### [Task objective]
Starting at the line that contains "Read all visible content and emit it as JSON.", retype each line to the end of the listing below. Include both ends, but not the pictures.
---------- Listed records
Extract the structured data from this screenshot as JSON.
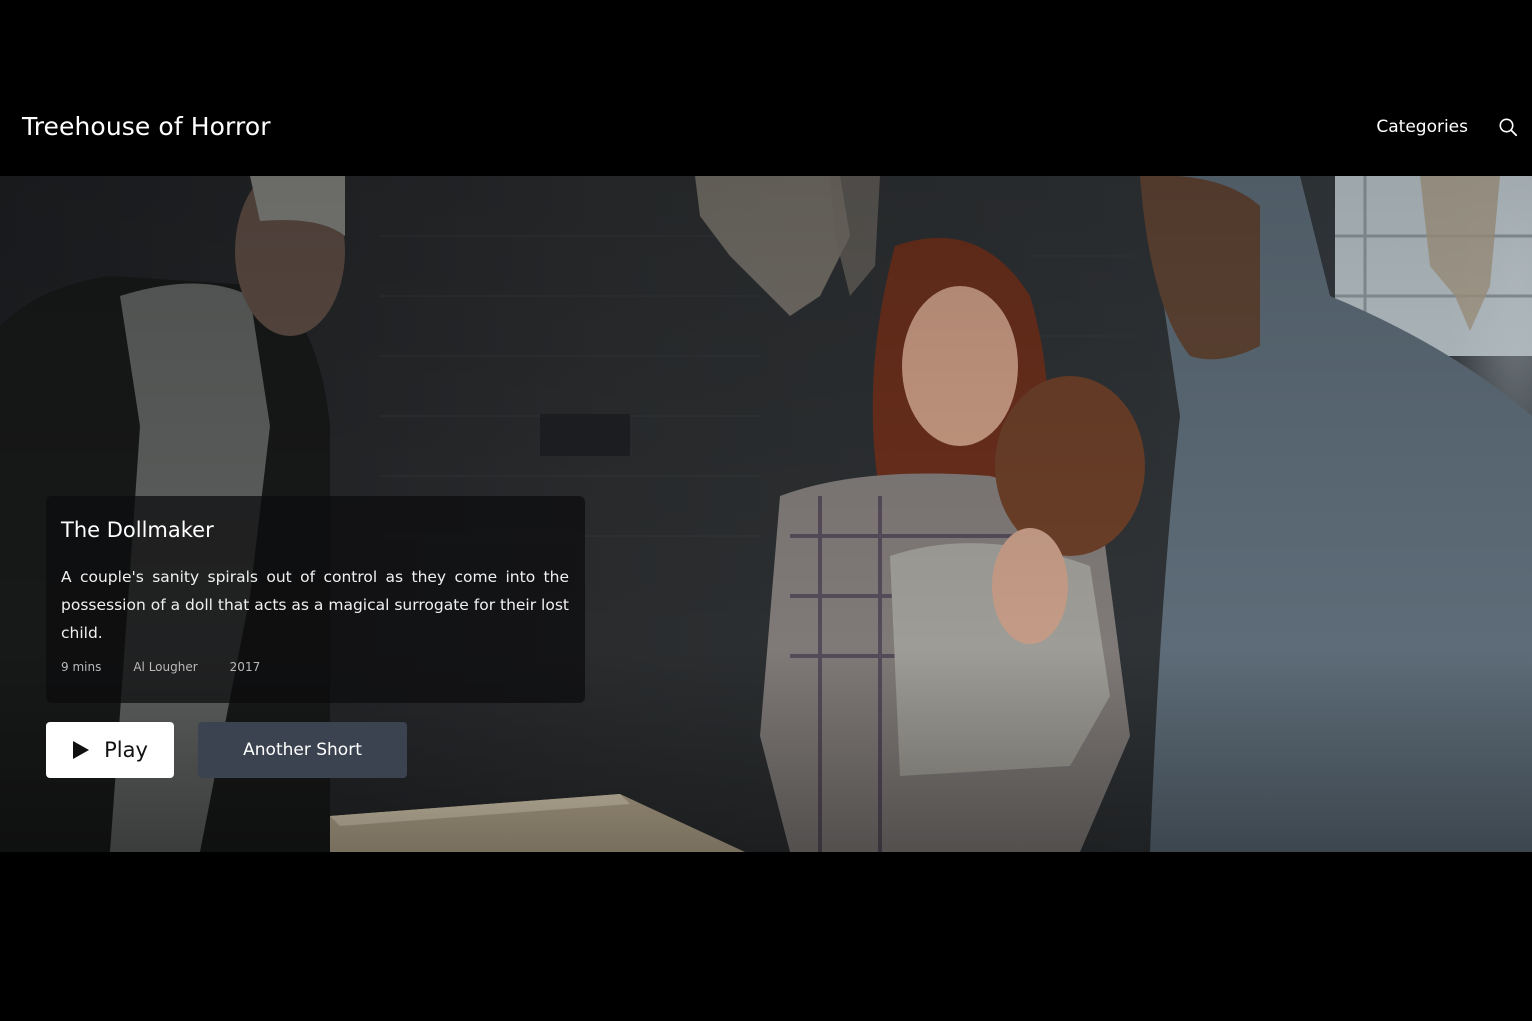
{
  "header": {
    "site_title": "Treehouse of Horror",
    "nav_categories": "Categories",
    "search_icon": "search-icon"
  },
  "featured": {
    "title": "The Dollmaker",
    "description": "A couple's sanity spirals out of control as they come into the possession of a doll that acts as a magical surrogate for their lost child.",
    "meta": {
      "duration": "9 mins",
      "director": "Al Lougher",
      "year": "2017"
    }
  },
  "actions": {
    "play_label": "Play",
    "play_icon": "play-icon",
    "another_label": "Another Short"
  },
  "colors": {
    "background": "#000000",
    "play_button": "#ffffff",
    "another_button": "#3c4350"
  }
}
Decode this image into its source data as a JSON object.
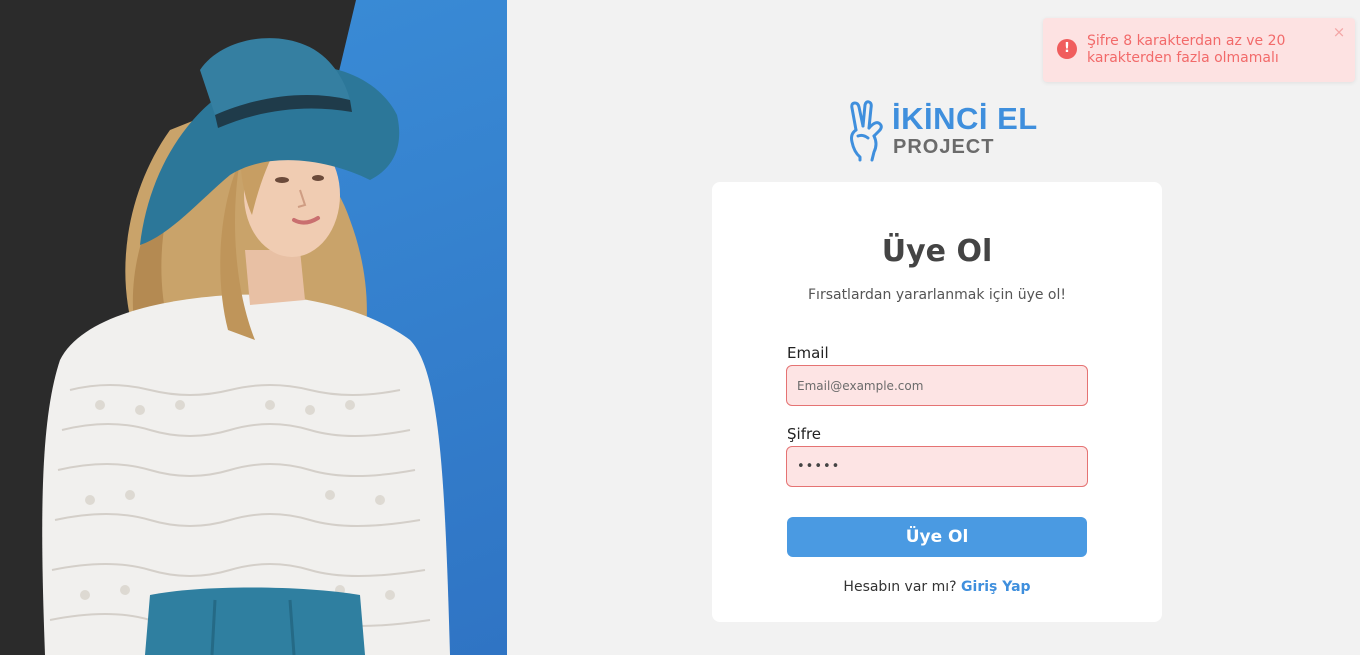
{
  "brand": {
    "line1": "İKİNCİ EL",
    "line2": "PROJECT",
    "color": "#3f8fdd"
  },
  "signup": {
    "title": "Üye Ol",
    "subtitle": "Fırsatlardan yararlanmak için üye ol!",
    "email_label": "Email",
    "email_value": "",
    "email_placeholder": "Email@example.com",
    "password_label": "Şifre",
    "password_value": "•••••",
    "submit_label": "Üye Ol",
    "login_prompt": "Hesabın var mı?",
    "login_link": "Giriş Yap"
  },
  "toast": {
    "message": "Şifre 8 karakterdan az ve 20 karakterden fazla olmamalı",
    "close_symbol": "×",
    "icon": "exclamation-icon",
    "color": "#f26a6a"
  },
  "colors": {
    "accent": "#4a9ae2",
    "error_bg": "#fde4e4",
    "error_border": "#e57373"
  }
}
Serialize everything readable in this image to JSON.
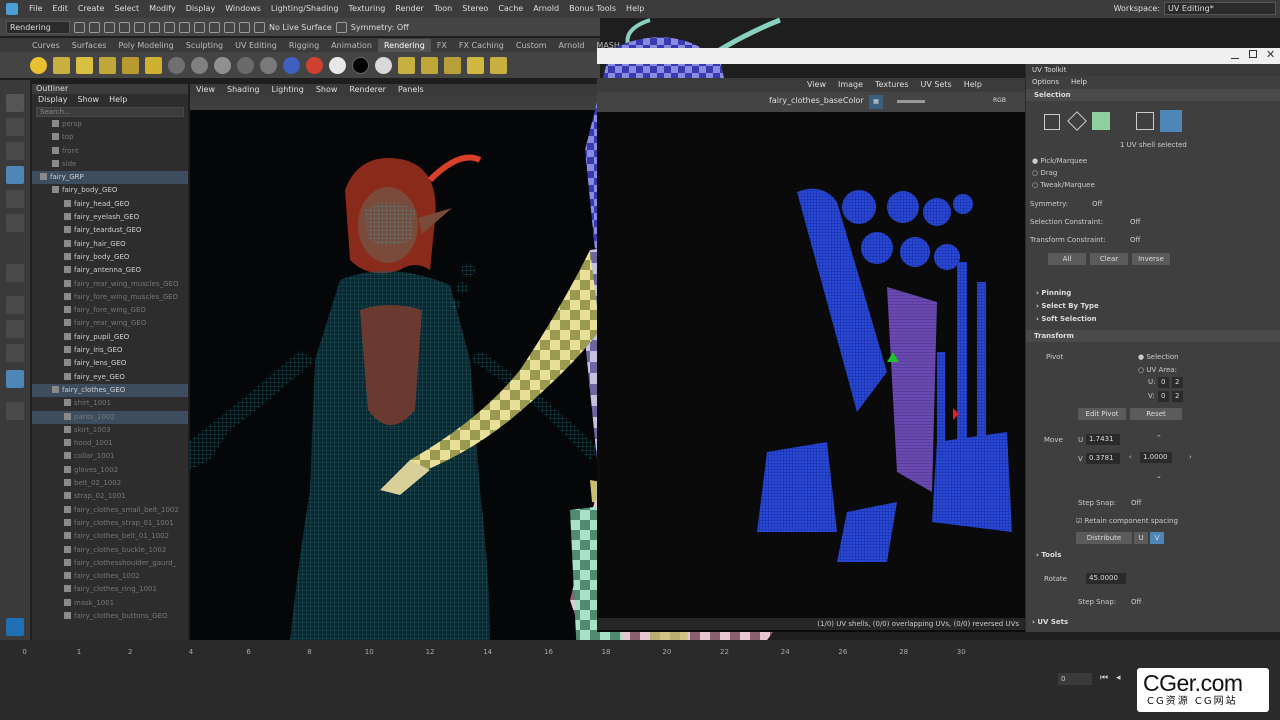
{
  "menubar": {
    "items": [
      "File",
      "Edit",
      "Create",
      "Select",
      "Modify",
      "Display",
      "Windows",
      "Lighting/Shading",
      "Texturing",
      "Render",
      "Toon",
      "Stereo",
      "Cache",
      "Arnold",
      "Bonus Tools",
      "Help"
    ],
    "workspace_label": "Workspace:",
    "workspace_value": "UV Editing*"
  },
  "statusline": {
    "menuset": "Rendering",
    "live_surface": "No Live Surface",
    "symmetry": "Symmetry: Off"
  },
  "shelf": {
    "tabs": [
      "Curves",
      "Surfaces",
      "Poly Modeling",
      "Sculpting",
      "UV Editing",
      "Rigging",
      "Animation",
      "Rendering",
      "FX",
      "FX Caching",
      "Custom",
      "Arnold",
      "MASH"
    ],
    "active_tab": "Rendering"
  },
  "outliner": {
    "tab": "Outliner",
    "menu": [
      "Display",
      "Show",
      "Help"
    ],
    "search_placeholder": "Search...",
    "items": [
      {
        "label": "persp",
        "indent": 1,
        "dim": true
      },
      {
        "label": "top",
        "indent": 1,
        "dim": true
      },
      {
        "label": "front",
        "indent": 1,
        "dim": true
      },
      {
        "label": "side",
        "indent": 1,
        "dim": true
      },
      {
        "label": "fairy_GRP",
        "indent": 0,
        "hl": true
      },
      {
        "label": "fairy_body_GEO",
        "indent": 1
      },
      {
        "label": "fairy_head_GEO",
        "indent": 2
      },
      {
        "label": "fairy_eyelash_GEO",
        "indent": 2
      },
      {
        "label": "fairy_teardust_GEO",
        "indent": 2
      },
      {
        "label": "fairy_hair_GEO",
        "indent": 2
      },
      {
        "label": "fairy_body_GEO",
        "indent": 2
      },
      {
        "label": "fairy_antenna_GEO",
        "indent": 2
      },
      {
        "label": "fairy_rear_wing_muscles_GEO",
        "indent": 2,
        "dim": true
      },
      {
        "label": "fairy_fore_wing_muscles_GEO",
        "indent": 2,
        "dim": true
      },
      {
        "label": "fairy_fore_wing_GEO",
        "indent": 2,
        "dim": true
      },
      {
        "label": "fairy_rear_wing_GEO",
        "indent": 2,
        "dim": true
      },
      {
        "label": "fairy_pupil_GEO",
        "indent": 2
      },
      {
        "label": "fairy_iris_GEO",
        "indent": 2
      },
      {
        "label": "fairy_lens_GEO",
        "indent": 2
      },
      {
        "label": "fairy_eye_GEO",
        "indent": 2
      },
      {
        "label": "fairy_clothes_GEO",
        "indent": 1,
        "hl": true
      },
      {
        "label": "shirt_1001",
        "indent": 2,
        "dim": true
      },
      {
        "label": "pants_1002",
        "indent": 2,
        "dim": true,
        "hl": true
      },
      {
        "label": "skirt_1003",
        "indent": 2,
        "dim": true
      },
      {
        "label": "hood_1001",
        "indent": 2,
        "dim": true
      },
      {
        "label": "collar_1001",
        "indent": 2,
        "dim": true
      },
      {
        "label": "gloves_1002",
        "indent": 2,
        "dim": true
      },
      {
        "label": "belt_02_1002",
        "indent": 2,
        "dim": true
      },
      {
        "label": "strap_02_1001",
        "indent": 2,
        "dim": true
      },
      {
        "label": "fairy_clothes_small_belt_1002",
        "indent": 2,
        "dim": true
      },
      {
        "label": "fairy_clothes_strap_01_1001",
        "indent": 2,
        "dim": true
      },
      {
        "label": "fairy_clothes_belt_01_1002",
        "indent": 2,
        "dim": true
      },
      {
        "label": "fairy_clothes_buckle_1002",
        "indent": 2,
        "dim": true
      },
      {
        "label": "fairy_clothesshoulder_gaurd_",
        "indent": 2,
        "dim": true
      },
      {
        "label": "fairy_clothes_1002",
        "indent": 2,
        "dim": true
      },
      {
        "label": "fairy_clothes_ring_1001",
        "indent": 2,
        "dim": true
      },
      {
        "label": "mask_1001",
        "indent": 2,
        "dim": true
      },
      {
        "label": "fairy_clothes_buttons_GEO",
        "indent": 2,
        "dim": true
      }
    ]
  },
  "viewport": {
    "menu": [
      "View",
      "Shading",
      "Lighting",
      "Show",
      "Renderer",
      "Panels"
    ]
  },
  "uv_editor": {
    "menu": [
      "View",
      "Image",
      "Textures",
      "UV Sets",
      "Help"
    ],
    "texture": "fairy_clothes_baseColor",
    "channel": "RGB",
    "status": "(1/0) UV shells, (0/0) overlapping UVs, (0/0) reversed UVs"
  },
  "toolkit": {
    "title": "UV Toolkit",
    "menu": [
      "Options",
      "Help"
    ],
    "selection_header": "Selection",
    "selected_text": "1 UV shell selected",
    "select_modes": [
      "Pick/Marquee",
      "Drag",
      "Tweak/Marquee"
    ],
    "symmetry_label": "Symmetry:",
    "symmetry_value": "Off",
    "selection_constraint_label": "Selection Constraint:",
    "selection_constraint_value": "Off",
    "transform_constraint_label": "Transform Constraint:",
    "transform_constraint_value": "Off",
    "buttons": [
      "All",
      "Clear",
      "Inverse"
    ],
    "subsections": [
      "Pinning",
      "Select By Type",
      "Soft Selection"
    ],
    "transform_header": "Transform",
    "pivot_label": "Pivot",
    "pivot_selection": "Selection",
    "pivot_uv_area": "UV Area:",
    "uv_area_u_label": "U:",
    "uv_area_v_label": "V:",
    "uv_area_u": [
      "0",
      "2"
    ],
    "uv_area_v": [
      "0",
      "2"
    ],
    "edit_pivot": "Edit Pivot",
    "reset": "Reset",
    "move_label": "Move",
    "move_u_label": "U",
    "move_v_label": "V",
    "move_u": "1.7431",
    "move_v": "0.3781",
    "move_step": "1.0000",
    "step_snap_label": "Step Snap:",
    "step_snap_value": "Off",
    "retain_spacing": "Retain component spacing",
    "distribute": "Distribute",
    "distribute_u": "U",
    "distribute_v": "V",
    "tools_header": "Tools",
    "rotate_label": "Rotate",
    "rotate_value": "45.0000",
    "step_snap2_label": "Step Snap:",
    "step_snap2_value": "Off",
    "uv_sets_header": "UV Sets"
  },
  "timeline": {
    "ticks": [
      "0",
      "1",
      "2",
      "4",
      "6",
      "8",
      "10",
      "12",
      "14",
      "16",
      "18",
      "20",
      "22",
      "24",
      "26",
      "28",
      "30"
    ],
    "current": "0"
  },
  "watermark": {
    "big": "CGer.com",
    "small": "CG资源 CG网站"
  },
  "colors": {
    "accent": "#4a9fd8",
    "wire_cyan": "#2ec8d8",
    "uv_blue": "#2840c8"
  }
}
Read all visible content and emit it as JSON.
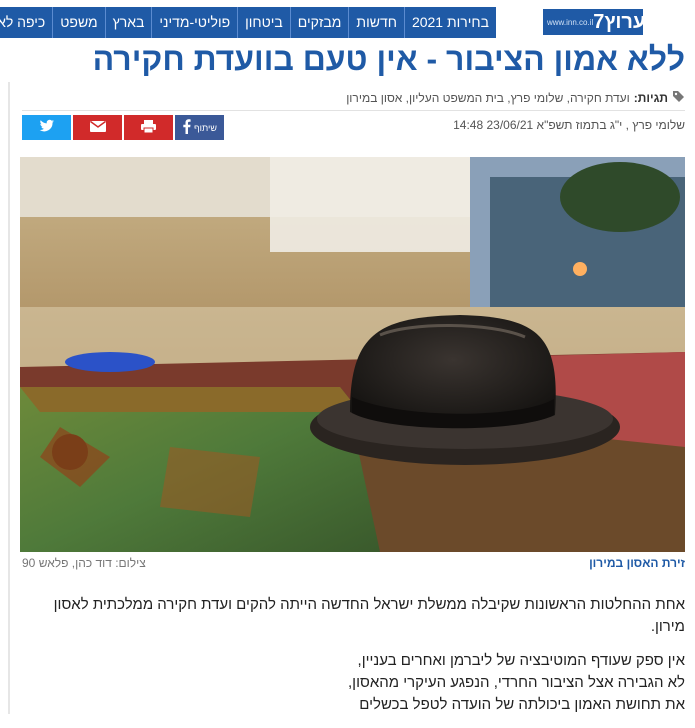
{
  "site": {
    "logo_text": "ערוץ7",
    "logo_url": "www.inn.co.il"
  },
  "nav": {
    "items": [
      "בחירות 2021",
      "חדשות",
      "מבזקים",
      "ביטחון",
      "פוליטי-מדיני",
      "בארץ",
      "משפט",
      "כיפה לא"
    ]
  },
  "article": {
    "headline": "ללא אמון הציבור - אין טעם בוועדת חקירה",
    "tags_label": "תגיות:",
    "tags": "ועדת חקירה, שלומי פרץ, בית המשפט העליון, אסון במירון",
    "byline": "שלומי פרץ , י\"ג בתמוז תשפ\"א 23/06/21 14:48",
    "share": {
      "fb_label": "שיתוף"
    },
    "image_series": "זירת האסון במירון",
    "image_credit": "צילום: דוד כהן, פלאש 90",
    "paragraph1": "אחת ההחלטות הראשונות שקיבלה ממשלת ישראל החדשה הייתה להקים ועדת חקירה ממלכתית לאסון מירון.",
    "paragraph2_lines": [
      "אין ספק שעודף המוטיבציה של ליברמן ואחרים בעניין,",
      "לא הגבירה אצל הציבור החרדי, הנפגע העיקרי מהאסון,",
      "את תחושת האמון ביכולתה של הועדה לטפל בכשלים"
    ]
  },
  "colors": {
    "brand_blue": "#1f5aa6",
    "twitter": "#1da1f2",
    "red": "#d12a2a",
    "facebook": "#3b5998"
  },
  "icons": [
    "tag-icon",
    "twitter-icon",
    "mail-icon",
    "print-icon",
    "facebook-icon"
  ]
}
--------------------
### [Task response]
Read all visible content and emit it as JSON.
{
  "site": {
    "logo_text": "ערוץ7",
    "logo_url": "www.inn.co.il"
  },
  "nav": {
    "items": [
      "בחירות 2021",
      "חדשות",
      "מבזקים",
      "ביטחון",
      "פוליטי-מדיני",
      "בארץ",
      "משפט",
      "כיפה לא"
    ]
  },
  "article": {
    "headline": "ללא אמון הציבור - אין טעם בוועדת חקירה",
    "tags_label": "תגיות:",
    "tags": "ועדת חקירה, שלומי פרץ, בית המשפט העליון, אסון במירון",
    "byline": "שלומי פרץ , י\"ג בתמוז תשפ\"א 23/06/21 14:48",
    "share": {
      "fb_label": "שיתוף"
    },
    "image_series": "זירת האסון במירון",
    "image_credit": "צילום: דוד כהן, פלאש 90",
    "paragraph1": "אחת ההחלטות הראשונות שקיבלה ממשלת ישראל החדשה הייתה להקים ועדת חקירה ממלכתית לאסון מירון.",
    "paragraph2_lines": [
      "אין ספק שעודף המוטיבציה של ליברמן ואחרים בעניין,",
      "לא הגבירה אצל הציבור החרדי, הנפגע העיקרי מהאסון,",
      "את תחושת האמון ביכולתה של הועדה לטפל בכשלים"
    ]
  },
  "colors": {
    "brand_blue": "#1f5aa6",
    "twitter": "#1da1f2",
    "red": "#d12a2a",
    "facebook": "#3b5998"
  },
  "icons": [
    "tag-icon",
    "twitter-icon",
    "mail-icon",
    "print-icon",
    "facebook-icon"
  ]
}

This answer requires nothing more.